## PROBLEM DETAILS:
Within the records that follow, find every line containing the string "अफसर". Copy those lines.

━━ SUPPLIED ENTRIES

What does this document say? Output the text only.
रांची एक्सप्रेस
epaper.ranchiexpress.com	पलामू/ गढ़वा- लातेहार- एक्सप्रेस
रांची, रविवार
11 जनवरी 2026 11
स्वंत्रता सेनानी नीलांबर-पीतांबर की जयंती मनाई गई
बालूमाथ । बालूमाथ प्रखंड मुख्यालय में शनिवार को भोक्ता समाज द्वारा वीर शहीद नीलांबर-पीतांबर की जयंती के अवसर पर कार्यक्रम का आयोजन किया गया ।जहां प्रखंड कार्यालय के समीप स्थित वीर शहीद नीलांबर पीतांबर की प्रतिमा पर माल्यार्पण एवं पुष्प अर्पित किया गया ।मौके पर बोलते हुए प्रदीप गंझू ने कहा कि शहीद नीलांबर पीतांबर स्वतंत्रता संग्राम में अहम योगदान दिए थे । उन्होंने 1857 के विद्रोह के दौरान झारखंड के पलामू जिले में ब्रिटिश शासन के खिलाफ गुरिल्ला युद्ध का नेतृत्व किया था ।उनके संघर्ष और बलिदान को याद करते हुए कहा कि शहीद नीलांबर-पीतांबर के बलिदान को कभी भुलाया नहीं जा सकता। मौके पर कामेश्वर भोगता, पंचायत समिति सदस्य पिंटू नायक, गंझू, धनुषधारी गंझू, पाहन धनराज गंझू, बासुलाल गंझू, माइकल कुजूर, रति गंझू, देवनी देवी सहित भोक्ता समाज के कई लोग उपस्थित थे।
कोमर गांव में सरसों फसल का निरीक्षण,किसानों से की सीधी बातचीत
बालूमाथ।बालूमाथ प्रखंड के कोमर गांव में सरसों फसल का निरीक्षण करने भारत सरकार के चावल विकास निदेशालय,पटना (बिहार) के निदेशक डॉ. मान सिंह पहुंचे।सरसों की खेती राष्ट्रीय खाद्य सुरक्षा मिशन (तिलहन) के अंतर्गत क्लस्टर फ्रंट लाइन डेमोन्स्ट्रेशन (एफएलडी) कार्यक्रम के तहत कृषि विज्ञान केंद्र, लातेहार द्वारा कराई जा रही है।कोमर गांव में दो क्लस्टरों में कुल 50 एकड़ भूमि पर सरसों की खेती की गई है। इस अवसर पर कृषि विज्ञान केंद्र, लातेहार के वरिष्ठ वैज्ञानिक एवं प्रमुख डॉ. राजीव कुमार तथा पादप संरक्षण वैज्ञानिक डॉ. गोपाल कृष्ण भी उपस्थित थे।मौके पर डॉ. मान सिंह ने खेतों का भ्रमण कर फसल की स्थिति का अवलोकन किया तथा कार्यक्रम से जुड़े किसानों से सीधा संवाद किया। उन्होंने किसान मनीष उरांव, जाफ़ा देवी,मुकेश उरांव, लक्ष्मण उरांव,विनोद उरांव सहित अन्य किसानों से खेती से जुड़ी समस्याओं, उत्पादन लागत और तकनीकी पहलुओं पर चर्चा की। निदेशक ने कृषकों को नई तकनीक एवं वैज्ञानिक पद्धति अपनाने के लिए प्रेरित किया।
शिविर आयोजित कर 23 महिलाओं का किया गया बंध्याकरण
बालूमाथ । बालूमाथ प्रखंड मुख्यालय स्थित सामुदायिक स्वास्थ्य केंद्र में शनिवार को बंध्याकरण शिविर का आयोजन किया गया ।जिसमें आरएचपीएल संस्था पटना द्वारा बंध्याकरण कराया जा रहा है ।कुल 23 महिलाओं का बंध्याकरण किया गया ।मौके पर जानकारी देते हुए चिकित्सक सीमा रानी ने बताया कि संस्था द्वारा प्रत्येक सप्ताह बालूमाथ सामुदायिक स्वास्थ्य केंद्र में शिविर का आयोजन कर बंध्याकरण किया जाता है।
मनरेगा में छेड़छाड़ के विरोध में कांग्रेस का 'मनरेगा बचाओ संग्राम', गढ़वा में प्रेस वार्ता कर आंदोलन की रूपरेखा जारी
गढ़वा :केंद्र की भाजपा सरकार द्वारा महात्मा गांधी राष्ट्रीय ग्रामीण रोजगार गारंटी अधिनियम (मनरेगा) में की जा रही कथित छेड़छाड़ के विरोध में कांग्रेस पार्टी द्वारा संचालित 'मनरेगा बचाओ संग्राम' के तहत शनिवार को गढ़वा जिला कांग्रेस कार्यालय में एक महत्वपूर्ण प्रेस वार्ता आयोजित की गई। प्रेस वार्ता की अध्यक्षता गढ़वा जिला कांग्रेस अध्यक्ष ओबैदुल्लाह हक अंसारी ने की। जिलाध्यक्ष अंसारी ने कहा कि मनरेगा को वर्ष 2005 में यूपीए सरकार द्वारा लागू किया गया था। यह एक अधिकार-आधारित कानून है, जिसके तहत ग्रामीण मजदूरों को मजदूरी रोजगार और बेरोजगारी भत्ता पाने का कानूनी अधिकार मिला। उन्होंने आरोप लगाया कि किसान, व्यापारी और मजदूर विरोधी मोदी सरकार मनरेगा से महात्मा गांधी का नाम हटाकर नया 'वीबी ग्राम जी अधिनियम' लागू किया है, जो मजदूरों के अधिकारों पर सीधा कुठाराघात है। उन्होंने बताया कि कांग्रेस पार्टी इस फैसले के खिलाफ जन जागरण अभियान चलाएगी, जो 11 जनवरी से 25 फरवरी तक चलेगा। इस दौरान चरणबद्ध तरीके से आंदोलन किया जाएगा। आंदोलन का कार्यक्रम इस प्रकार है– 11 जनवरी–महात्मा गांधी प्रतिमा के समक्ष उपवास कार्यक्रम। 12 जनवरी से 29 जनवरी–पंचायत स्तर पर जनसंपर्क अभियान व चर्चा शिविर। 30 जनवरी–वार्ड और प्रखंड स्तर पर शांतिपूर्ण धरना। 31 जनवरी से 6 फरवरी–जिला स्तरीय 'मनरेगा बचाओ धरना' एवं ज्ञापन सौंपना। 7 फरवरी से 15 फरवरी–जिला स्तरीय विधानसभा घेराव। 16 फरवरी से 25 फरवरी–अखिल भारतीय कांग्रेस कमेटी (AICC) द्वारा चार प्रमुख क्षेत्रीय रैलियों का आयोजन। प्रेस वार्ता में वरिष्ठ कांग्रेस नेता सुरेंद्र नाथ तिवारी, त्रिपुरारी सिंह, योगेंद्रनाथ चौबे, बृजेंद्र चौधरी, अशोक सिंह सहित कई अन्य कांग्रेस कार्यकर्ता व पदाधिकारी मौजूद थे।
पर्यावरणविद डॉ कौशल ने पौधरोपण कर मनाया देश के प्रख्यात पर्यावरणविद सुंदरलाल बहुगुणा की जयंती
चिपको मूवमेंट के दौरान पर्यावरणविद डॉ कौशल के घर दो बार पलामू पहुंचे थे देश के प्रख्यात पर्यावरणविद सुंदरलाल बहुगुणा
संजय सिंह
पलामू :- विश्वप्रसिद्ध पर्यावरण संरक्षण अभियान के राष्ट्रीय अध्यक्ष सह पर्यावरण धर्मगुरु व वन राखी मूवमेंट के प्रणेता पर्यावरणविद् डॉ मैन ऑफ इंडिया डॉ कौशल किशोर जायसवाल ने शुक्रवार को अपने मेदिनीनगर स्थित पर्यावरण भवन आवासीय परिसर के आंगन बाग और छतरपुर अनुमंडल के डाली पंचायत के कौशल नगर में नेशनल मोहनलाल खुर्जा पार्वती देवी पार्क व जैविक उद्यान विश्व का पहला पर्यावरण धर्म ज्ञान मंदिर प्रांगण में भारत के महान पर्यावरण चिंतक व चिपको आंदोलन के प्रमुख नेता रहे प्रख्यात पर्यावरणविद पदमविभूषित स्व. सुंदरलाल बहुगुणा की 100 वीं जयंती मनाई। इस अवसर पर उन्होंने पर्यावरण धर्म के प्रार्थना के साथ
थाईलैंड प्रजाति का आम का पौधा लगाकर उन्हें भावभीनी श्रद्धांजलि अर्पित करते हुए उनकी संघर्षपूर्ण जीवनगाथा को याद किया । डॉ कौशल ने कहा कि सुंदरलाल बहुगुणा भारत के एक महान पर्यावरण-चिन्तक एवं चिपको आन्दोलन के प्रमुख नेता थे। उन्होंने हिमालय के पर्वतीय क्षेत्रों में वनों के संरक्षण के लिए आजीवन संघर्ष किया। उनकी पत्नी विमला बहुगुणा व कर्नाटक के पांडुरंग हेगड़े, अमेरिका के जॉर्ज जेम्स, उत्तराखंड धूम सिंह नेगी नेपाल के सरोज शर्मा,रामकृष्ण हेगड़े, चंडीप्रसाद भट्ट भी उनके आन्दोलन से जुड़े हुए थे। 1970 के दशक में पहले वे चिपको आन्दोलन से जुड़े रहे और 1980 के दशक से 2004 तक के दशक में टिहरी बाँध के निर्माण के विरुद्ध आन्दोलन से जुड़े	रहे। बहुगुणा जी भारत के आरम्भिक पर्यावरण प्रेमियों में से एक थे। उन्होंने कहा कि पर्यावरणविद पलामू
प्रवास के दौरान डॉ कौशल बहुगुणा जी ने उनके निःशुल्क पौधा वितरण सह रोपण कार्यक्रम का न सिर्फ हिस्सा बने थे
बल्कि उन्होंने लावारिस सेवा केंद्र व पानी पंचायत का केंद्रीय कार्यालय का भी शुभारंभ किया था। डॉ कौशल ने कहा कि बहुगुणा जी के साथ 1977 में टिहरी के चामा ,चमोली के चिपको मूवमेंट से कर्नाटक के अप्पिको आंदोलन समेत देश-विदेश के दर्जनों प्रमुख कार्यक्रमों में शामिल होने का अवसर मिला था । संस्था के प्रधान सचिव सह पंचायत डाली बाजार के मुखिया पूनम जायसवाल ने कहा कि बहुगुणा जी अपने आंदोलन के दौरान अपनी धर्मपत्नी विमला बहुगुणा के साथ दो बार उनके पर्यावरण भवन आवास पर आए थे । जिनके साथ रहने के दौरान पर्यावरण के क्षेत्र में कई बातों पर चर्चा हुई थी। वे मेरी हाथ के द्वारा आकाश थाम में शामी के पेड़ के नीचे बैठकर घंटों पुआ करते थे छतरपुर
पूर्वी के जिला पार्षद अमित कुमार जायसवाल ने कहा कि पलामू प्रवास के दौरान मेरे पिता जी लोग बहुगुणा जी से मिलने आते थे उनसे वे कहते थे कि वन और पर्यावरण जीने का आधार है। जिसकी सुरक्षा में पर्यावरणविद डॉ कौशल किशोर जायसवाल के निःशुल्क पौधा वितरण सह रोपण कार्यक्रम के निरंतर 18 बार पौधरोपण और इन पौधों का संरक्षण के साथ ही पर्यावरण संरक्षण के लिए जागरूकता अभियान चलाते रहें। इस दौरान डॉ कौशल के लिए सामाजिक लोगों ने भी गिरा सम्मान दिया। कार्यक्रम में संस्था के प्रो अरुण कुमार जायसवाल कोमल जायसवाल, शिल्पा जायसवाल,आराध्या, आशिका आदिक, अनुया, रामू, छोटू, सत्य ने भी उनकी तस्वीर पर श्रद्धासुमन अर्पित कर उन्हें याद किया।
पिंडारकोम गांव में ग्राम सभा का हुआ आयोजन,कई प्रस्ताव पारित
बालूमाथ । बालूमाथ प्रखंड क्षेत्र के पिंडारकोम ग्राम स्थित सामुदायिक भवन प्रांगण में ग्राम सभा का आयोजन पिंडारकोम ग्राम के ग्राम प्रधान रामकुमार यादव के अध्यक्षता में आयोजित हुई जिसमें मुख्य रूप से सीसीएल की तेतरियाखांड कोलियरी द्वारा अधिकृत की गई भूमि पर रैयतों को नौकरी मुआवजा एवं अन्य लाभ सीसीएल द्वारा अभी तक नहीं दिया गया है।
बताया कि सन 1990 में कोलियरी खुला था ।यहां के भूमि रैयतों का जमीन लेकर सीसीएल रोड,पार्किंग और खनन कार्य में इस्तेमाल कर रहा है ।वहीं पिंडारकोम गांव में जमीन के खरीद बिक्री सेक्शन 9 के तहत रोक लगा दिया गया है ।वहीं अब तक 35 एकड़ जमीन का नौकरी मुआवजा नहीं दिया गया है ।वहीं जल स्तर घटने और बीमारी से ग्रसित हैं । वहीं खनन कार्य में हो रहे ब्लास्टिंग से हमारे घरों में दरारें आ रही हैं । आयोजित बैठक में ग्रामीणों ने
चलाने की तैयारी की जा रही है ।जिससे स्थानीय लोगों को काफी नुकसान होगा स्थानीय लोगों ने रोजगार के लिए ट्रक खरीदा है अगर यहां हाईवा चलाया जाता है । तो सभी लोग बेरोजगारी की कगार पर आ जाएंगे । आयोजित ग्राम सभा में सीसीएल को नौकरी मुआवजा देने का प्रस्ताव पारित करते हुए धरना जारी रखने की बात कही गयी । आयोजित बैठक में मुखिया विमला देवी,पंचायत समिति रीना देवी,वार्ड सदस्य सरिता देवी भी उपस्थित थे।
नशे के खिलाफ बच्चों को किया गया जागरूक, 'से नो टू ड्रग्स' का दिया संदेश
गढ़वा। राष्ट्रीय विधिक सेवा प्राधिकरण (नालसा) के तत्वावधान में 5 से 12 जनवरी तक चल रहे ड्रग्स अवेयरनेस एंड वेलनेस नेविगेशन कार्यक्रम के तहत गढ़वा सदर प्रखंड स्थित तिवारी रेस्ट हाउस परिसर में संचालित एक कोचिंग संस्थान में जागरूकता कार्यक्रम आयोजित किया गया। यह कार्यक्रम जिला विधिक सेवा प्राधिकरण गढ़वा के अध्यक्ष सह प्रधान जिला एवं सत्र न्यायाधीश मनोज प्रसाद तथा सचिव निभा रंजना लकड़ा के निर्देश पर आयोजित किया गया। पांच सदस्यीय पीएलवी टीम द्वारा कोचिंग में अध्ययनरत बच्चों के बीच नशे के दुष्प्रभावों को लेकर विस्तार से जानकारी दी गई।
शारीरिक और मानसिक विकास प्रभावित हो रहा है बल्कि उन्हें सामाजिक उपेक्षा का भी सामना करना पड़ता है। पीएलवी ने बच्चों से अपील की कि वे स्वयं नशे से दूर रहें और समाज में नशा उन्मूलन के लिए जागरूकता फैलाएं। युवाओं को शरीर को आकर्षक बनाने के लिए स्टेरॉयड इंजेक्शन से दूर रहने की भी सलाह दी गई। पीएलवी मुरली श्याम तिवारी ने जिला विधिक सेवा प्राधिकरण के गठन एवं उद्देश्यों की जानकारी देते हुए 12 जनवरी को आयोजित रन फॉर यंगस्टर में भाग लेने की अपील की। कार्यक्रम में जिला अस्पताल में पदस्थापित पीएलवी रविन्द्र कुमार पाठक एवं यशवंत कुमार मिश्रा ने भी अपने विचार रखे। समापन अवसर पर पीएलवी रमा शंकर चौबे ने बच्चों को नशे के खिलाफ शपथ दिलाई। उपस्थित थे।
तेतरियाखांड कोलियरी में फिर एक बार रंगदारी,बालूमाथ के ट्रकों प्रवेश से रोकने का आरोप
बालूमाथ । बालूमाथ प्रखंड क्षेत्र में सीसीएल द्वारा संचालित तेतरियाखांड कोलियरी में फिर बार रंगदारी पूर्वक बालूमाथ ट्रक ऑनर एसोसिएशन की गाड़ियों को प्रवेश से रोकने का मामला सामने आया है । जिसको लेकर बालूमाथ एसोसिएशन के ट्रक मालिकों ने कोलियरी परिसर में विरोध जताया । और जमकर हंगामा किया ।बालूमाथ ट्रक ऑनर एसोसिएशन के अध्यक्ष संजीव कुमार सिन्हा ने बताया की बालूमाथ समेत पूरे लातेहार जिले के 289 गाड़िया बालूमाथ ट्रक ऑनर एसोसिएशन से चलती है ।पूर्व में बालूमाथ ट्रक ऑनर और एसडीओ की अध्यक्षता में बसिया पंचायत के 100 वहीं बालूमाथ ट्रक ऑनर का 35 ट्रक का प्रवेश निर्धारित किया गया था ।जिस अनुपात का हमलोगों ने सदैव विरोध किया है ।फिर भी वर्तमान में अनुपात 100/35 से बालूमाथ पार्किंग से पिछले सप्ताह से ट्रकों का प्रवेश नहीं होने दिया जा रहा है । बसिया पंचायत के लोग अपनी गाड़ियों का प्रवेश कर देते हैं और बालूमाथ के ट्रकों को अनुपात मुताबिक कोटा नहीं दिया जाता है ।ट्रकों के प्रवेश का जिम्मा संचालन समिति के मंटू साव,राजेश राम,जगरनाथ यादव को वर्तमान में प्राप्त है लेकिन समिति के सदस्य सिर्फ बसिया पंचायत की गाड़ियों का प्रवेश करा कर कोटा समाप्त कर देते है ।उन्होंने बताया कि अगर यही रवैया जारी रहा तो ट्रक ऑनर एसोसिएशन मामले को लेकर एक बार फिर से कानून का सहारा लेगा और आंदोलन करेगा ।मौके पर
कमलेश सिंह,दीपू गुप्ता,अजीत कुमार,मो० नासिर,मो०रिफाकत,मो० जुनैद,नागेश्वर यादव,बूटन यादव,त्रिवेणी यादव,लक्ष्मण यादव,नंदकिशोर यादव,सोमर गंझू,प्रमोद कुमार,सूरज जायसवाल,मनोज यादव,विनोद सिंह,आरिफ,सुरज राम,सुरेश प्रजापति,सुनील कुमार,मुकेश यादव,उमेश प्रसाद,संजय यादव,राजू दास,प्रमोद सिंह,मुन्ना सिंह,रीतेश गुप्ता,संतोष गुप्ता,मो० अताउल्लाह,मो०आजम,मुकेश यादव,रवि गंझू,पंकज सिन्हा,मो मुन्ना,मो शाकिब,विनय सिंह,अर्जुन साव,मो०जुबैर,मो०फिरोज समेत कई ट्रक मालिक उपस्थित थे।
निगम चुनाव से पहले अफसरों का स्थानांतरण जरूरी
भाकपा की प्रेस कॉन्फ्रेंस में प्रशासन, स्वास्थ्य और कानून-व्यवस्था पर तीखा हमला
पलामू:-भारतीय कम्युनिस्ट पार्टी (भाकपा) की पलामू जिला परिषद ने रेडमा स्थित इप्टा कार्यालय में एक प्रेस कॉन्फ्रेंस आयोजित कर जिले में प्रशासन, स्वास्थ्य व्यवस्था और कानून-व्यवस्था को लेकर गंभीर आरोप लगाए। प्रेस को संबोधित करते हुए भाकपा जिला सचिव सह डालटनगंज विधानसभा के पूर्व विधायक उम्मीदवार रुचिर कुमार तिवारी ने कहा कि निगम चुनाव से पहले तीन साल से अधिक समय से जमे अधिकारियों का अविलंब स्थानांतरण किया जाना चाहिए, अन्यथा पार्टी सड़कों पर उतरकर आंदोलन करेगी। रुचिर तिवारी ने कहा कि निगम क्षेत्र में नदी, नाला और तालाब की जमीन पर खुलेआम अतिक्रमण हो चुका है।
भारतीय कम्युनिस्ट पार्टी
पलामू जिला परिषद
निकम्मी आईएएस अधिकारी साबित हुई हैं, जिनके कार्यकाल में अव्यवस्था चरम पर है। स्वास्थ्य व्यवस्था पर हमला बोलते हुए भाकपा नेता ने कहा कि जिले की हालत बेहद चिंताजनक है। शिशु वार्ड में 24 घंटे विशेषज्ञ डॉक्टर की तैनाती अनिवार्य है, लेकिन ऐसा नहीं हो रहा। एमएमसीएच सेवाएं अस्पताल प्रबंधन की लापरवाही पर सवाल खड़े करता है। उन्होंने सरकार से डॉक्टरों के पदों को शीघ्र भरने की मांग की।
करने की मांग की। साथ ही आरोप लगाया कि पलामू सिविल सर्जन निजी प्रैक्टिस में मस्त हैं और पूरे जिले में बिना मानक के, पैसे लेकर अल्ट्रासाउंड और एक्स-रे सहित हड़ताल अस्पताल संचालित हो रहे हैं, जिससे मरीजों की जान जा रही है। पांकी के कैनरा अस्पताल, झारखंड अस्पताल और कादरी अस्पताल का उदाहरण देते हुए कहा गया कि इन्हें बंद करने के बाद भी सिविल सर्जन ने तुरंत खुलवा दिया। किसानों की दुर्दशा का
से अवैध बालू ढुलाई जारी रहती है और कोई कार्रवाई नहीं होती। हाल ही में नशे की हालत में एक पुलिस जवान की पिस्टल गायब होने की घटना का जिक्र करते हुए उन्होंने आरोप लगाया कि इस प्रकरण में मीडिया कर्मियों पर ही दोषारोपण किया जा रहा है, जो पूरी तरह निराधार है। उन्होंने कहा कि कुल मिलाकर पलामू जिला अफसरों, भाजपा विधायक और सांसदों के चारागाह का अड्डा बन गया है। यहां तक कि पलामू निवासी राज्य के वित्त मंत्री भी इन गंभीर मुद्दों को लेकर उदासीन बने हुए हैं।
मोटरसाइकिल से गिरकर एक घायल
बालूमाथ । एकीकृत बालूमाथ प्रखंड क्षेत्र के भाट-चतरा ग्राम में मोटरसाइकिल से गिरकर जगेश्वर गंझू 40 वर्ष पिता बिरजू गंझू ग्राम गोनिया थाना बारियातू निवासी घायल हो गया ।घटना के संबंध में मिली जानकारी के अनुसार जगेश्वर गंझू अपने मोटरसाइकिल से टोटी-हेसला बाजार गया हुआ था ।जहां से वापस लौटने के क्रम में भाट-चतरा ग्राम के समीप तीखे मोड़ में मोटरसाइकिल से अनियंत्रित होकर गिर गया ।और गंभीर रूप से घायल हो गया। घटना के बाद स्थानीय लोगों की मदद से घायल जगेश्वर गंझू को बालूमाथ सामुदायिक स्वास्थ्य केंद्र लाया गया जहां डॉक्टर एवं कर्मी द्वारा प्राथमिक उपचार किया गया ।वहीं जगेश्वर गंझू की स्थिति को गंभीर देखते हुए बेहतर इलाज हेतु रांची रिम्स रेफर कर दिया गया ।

━━━━

## SOLUTION TO THE EXERCISE:
निगम चुनाव से पहले अफसरों का स्थानांतरण जरूरी
से अवैध बालू ढुलाई जारी रहती है और कोई कार्रवाई नहीं होती। हाल ही में नशे की हालत में एक पुलिस जवान की पिस्टल गायब होने की घटना का जिक्र करते हुए उन्होंने आरोप लगाया कि इस प्रकरण में मीडिया कर्मियों पर ही दोषारोपण किया जा रहा है, जो पूरी तरह निराधार है। उन्होंने कहा कि कुल मिलाकर पलामू जिला अफसरों, भाजपा विधायक और सांसदों के चारागाह का अड्डा बन गया है। यहां तक कि पलामू निवासी राज्य के वित्त मंत्री भी इन गंभीर मुद्दों को लेकर उदासीन बने हुए हैं।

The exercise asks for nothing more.